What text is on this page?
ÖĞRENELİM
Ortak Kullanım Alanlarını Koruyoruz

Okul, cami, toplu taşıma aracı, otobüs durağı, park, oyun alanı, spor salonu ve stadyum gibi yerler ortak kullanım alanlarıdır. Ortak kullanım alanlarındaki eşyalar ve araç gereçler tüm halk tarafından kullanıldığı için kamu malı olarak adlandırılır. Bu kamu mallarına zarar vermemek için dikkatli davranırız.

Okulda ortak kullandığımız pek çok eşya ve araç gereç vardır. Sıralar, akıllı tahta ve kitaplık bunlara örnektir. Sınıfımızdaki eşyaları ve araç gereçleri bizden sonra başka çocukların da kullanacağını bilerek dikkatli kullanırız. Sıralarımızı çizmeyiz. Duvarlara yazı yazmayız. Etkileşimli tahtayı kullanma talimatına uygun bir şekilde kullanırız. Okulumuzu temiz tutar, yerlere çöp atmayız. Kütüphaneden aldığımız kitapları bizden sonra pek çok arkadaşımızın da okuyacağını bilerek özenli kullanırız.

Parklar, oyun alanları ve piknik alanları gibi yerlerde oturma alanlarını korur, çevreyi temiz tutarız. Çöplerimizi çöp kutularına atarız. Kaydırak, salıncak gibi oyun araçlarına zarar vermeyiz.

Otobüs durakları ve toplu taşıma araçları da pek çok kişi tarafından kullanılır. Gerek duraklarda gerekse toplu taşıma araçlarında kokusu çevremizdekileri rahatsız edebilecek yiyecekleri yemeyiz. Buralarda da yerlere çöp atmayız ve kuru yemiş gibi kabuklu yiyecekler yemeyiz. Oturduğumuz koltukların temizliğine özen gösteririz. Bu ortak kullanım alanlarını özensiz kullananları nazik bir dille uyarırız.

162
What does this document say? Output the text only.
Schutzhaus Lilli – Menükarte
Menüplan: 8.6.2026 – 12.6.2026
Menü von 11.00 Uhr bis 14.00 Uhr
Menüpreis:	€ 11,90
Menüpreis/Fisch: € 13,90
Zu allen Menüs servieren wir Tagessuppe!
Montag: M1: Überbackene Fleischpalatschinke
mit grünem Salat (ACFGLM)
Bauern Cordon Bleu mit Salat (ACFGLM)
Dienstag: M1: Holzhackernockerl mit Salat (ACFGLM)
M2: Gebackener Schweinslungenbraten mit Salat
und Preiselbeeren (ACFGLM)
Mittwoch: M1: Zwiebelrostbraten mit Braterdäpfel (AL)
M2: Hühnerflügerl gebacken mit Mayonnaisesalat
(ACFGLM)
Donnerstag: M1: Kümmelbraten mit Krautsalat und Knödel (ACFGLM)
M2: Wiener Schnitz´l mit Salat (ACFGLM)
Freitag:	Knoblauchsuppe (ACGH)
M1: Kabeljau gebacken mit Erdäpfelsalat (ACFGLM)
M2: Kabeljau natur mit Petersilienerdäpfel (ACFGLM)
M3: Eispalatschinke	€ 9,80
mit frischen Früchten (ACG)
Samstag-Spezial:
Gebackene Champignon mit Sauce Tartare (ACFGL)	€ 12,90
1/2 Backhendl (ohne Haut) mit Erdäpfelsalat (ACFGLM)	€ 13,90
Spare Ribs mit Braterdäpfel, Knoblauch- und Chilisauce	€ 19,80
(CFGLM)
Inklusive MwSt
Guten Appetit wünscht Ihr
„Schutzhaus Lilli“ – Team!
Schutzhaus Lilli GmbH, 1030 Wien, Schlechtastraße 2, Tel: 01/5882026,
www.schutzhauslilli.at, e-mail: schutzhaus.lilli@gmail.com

—————

- _The problem_
Report every line containing the word "ACFGLM" from the listing above.

- _Task result_
mit grünem Salat (ACFGLM)
Bauern Cordon Bleu mit Salat (ACFGLM)
Dienstag: M1: Holzhackernockerl mit Salat (ACFGLM)
und Preiselbeeren (ACFGLM)
(ACFGLM)
Donnerstag: M1: Kümmelbraten mit Krautsalat und Knödel (ACFGLM)
M2: Wiener Schnitz´l mit Salat (ACFGLM)
M1: Kabeljau gebacken mit Erdäpfelsalat (ACFGLM)
M2: Kabeljau natur mit Petersilienerdäpfel (ACFGLM)
1/2 Backhendl (ohne Haut) mit Erdäpfelsalat (ACFGLM)	€ 13,90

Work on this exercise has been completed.